* **Records from a dataset**
((

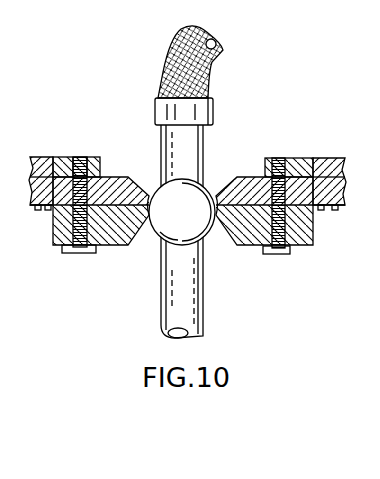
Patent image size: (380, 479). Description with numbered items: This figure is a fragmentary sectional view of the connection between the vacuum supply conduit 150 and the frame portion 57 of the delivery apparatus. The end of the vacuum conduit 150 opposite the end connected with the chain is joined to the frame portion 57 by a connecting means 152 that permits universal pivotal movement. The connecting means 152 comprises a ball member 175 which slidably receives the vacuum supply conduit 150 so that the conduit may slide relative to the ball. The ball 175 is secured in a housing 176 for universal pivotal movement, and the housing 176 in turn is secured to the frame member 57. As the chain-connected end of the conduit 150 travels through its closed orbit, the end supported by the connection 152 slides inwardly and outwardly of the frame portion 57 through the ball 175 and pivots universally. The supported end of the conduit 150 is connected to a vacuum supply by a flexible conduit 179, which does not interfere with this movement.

The frame portion 57 is at (316, 159).
The vacuum supply conduit 150 is at (189, 291).
The connecting means 152 is at (215, 161).
The ball member 175 is at (172, 222).
The housing 176 is at (233, 238).
The flexible conduit 179 is at (215, 50).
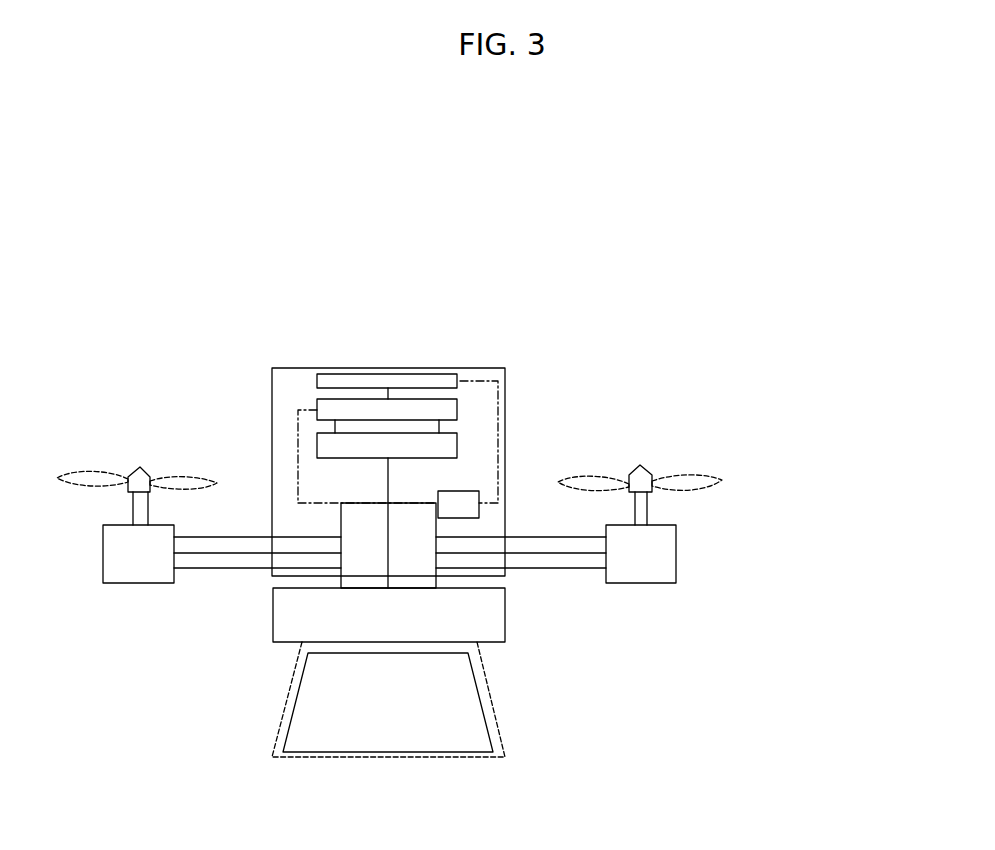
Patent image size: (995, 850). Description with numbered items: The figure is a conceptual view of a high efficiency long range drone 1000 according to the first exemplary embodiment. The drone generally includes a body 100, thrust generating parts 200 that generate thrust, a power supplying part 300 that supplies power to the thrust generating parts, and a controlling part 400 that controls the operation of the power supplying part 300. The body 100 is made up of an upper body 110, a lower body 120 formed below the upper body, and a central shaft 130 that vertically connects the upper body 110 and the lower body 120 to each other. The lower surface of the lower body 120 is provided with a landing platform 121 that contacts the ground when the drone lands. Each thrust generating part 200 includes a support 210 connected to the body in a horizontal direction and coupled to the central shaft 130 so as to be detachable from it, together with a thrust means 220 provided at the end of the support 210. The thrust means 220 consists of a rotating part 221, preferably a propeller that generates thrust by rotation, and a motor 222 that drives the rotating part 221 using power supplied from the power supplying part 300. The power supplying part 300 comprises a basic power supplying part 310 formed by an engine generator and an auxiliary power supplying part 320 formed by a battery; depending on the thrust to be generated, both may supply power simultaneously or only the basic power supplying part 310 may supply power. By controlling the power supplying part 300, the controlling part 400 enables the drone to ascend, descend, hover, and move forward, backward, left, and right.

The high efficiency long range drone 1000 is at (443, 283).
The body 100 is at (880, 517).
The upper body 110 is at (478, 523).
The lower body 120 is at (478, 625).
The landing platform 121 is at (488, 710).
The central shaft 130 is at (423, 549).
The thrust generating part 200 is at (123, 234).
The support 210 is at (202, 550).
The thrust means 220 is at (90, 292).
The rotating part 221 is at (116, 473).
The motor 222 is at (140, 540).
The power supplying part 300 is at (880, 372).
The basic power supplying part 310 is at (393, 428).
The auxiliary power supplying part 320 is at (393, 380).
The controlling part 400 is at (460, 501).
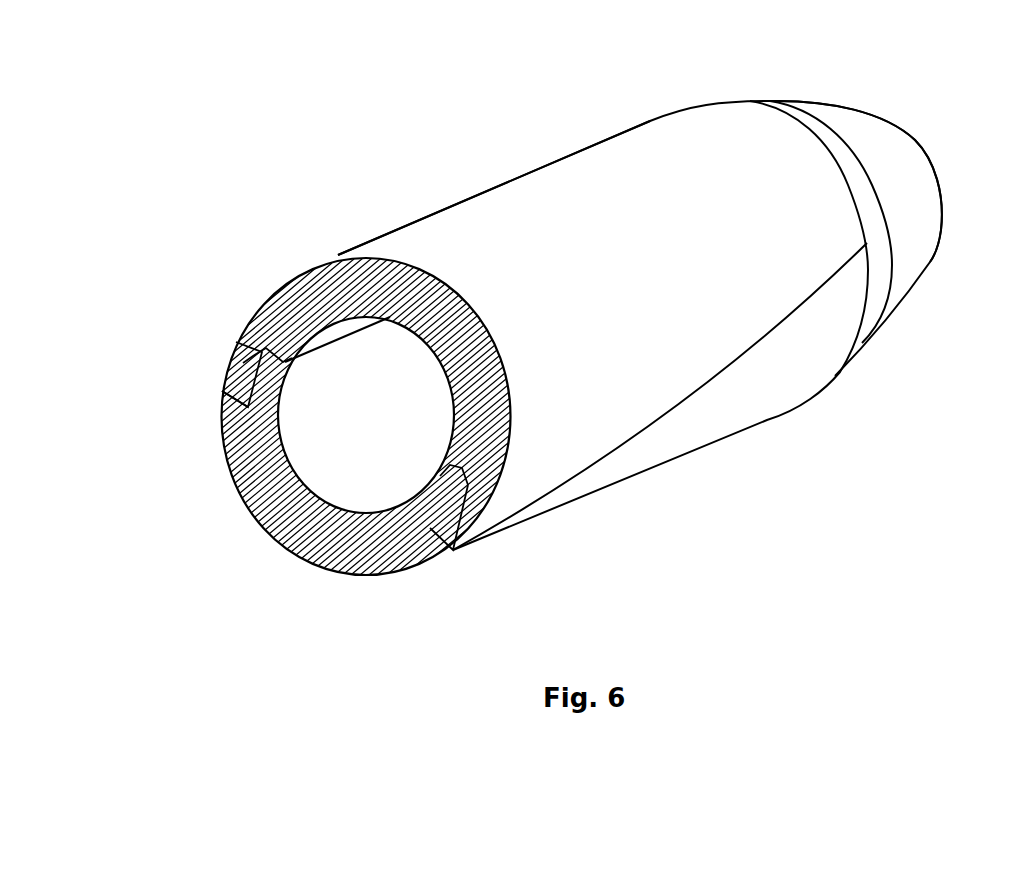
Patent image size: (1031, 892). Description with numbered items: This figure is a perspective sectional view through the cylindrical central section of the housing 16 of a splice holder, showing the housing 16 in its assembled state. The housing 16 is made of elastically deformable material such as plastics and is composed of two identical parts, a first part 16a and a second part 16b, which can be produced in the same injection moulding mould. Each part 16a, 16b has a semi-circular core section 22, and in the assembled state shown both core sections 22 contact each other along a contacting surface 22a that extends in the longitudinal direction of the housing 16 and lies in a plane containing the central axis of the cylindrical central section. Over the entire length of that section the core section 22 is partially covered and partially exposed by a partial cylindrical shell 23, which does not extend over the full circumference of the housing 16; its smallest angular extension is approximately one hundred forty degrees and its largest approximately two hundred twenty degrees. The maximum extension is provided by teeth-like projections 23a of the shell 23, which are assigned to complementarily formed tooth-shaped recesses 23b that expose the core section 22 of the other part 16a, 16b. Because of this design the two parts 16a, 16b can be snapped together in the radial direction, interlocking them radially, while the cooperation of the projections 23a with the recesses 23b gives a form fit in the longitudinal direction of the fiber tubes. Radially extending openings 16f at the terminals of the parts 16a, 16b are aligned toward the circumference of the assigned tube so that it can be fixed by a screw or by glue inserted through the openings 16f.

The housing 16 is at (420, 130).
The first part 16a is at (420, 236).
The second part 16b is at (233, 487).
The radially extending opening 16f is at (930, 266).
The core section 22 is at (248, 404).
The contacting surface 22a is at (282, 348).
The partial cylindrical shell 23 is at (232, 375).
The teeth-like projection 23a is at (470, 522).
The tooth-shaped recess 23b is at (862, 258).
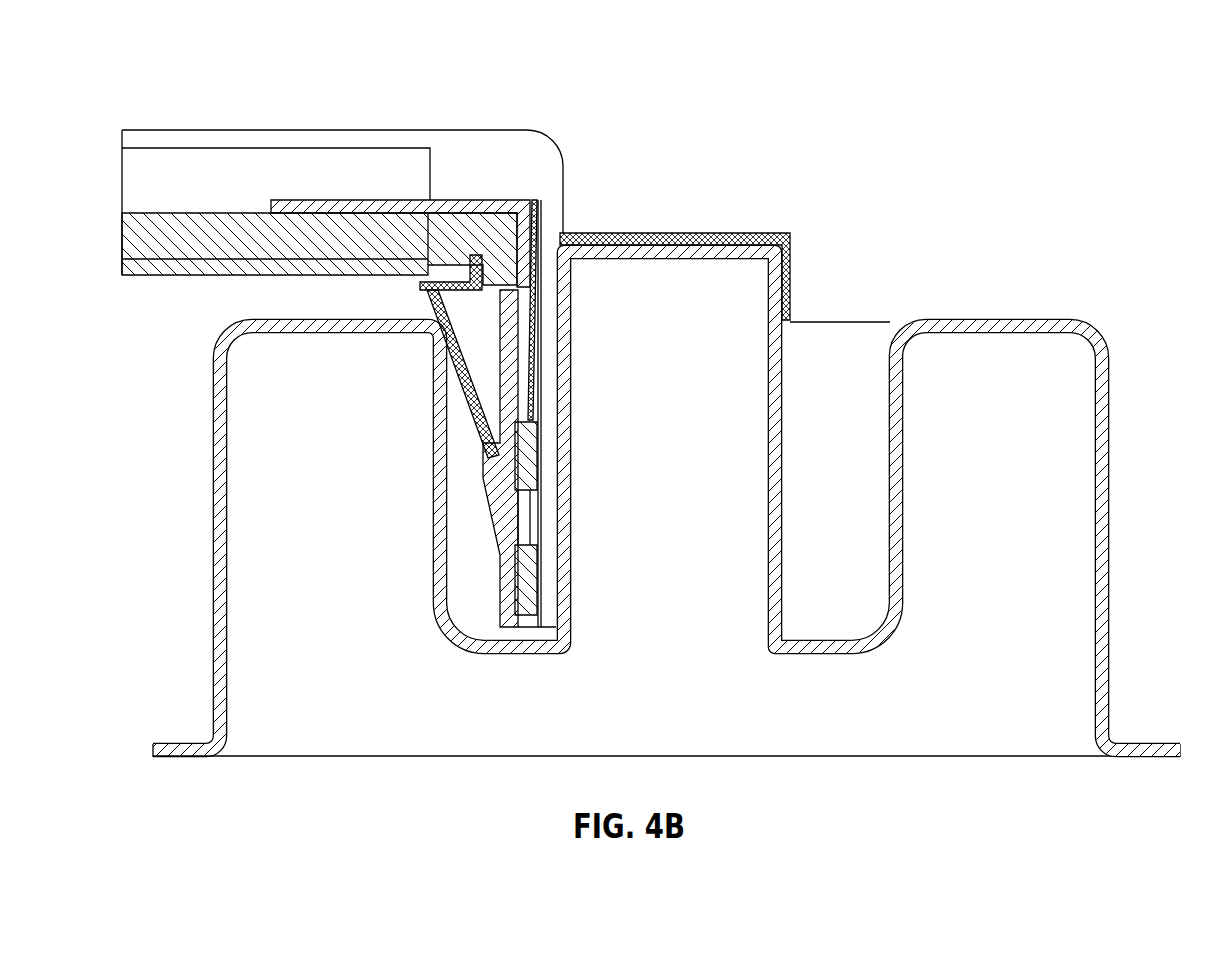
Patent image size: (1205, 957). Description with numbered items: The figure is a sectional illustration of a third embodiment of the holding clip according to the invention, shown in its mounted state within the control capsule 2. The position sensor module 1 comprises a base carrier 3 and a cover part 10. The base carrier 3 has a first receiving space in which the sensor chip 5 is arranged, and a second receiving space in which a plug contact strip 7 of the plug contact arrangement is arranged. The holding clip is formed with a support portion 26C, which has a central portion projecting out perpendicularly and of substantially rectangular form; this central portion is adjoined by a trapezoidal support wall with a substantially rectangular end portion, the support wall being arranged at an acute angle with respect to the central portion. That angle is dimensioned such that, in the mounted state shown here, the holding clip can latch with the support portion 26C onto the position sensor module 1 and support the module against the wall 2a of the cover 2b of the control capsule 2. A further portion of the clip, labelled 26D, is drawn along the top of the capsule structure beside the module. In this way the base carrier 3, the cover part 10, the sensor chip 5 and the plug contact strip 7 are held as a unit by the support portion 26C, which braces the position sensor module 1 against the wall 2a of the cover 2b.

The position sensor module 1 is at (451, 97).
The base carrier 3 is at (567, 156).
The plug contact strip 7 is at (524, 228).
The cover part 10 is at (122, 225).
The support portion 26C is at (421, 305).
The electrode terminal 26D is at (644, 231).
The control capsule 2 is at (872, 290).
The wall 2a is at (1114, 406).
The cover 2b is at (993, 318).
The sensor chip 5 is at (522, 455).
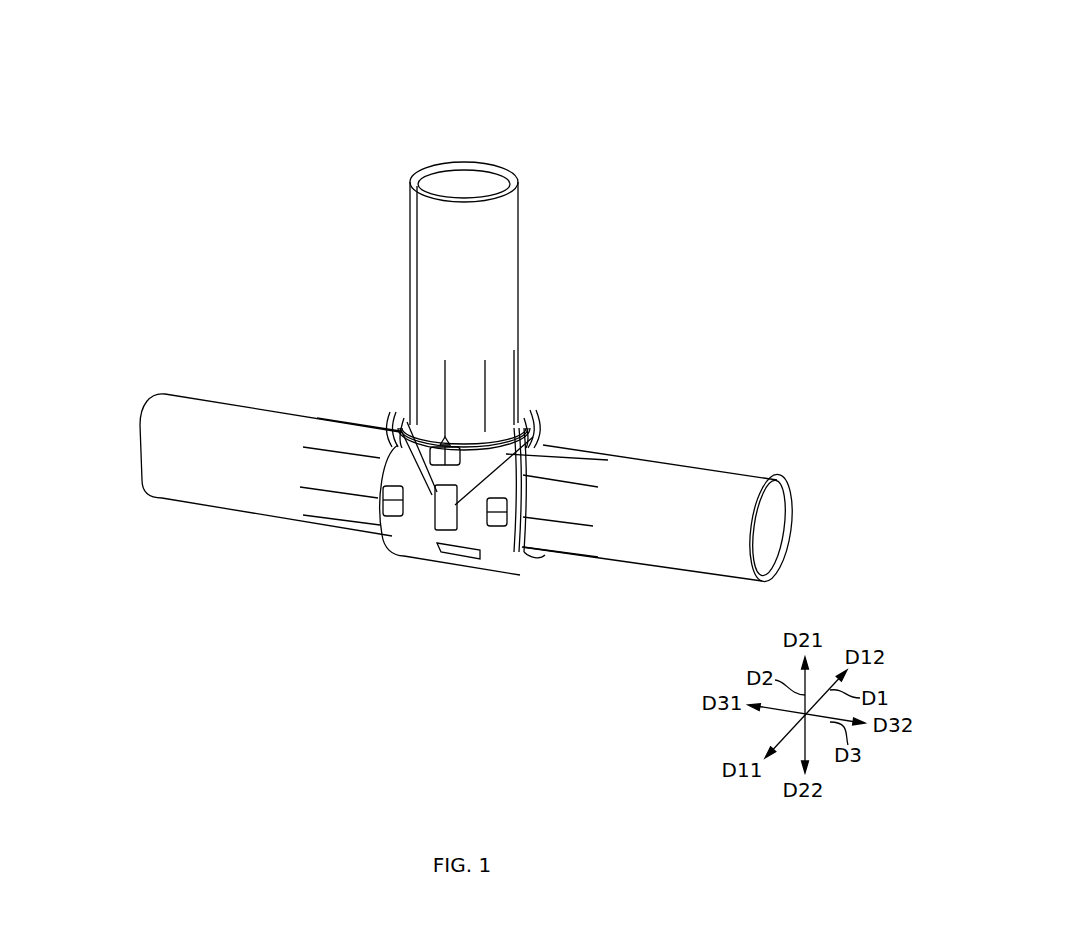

))

Rewrite the records from the beginning through the line containing "The flexible conduit 179 is at (215, 50).", inclusive, swapping "fragmentary" for "partial" and keeping everything else the same. Leave out the pictures.

Patent image size: (380, 479). Description with numbered items: This figure is a partial sectional view of the connection between the vacuum supply conduit 150 and the frame portion 57 of the delivery apparatus. The end of the vacuum conduit 150 opposite the end connected with the chain is joined to the frame portion 57 by a connecting means 152 that permits universal pivotal movement. The connecting means 152 comprises a ball member 175 which slidably receives the vacuum supply conduit 150 so that the conduit may slide relative to the ball. The ball 175 is secured in a housing 176 for universal pivotal movement, and the housing 176 in turn is secured to the frame member 57. As the chain-connected end of the conduit 150 travels through its closed orbit, the end supported by the connection 152 slides inwardly and outwardly of the frame portion 57 through the ball 175 and pivots universally. The supported end of the conduit 150 is connected to a vacuum supply by a flexible conduit 179, which does not interfere with this movement.

The frame portion 57 is at (316, 159).
The vacuum supply conduit 150 is at (189, 291).
The connecting means 152 is at (215, 161).
The ball member 175 is at (172, 222).
The housing 176 is at (233, 238).
The flexible conduit 179 is at (215, 50).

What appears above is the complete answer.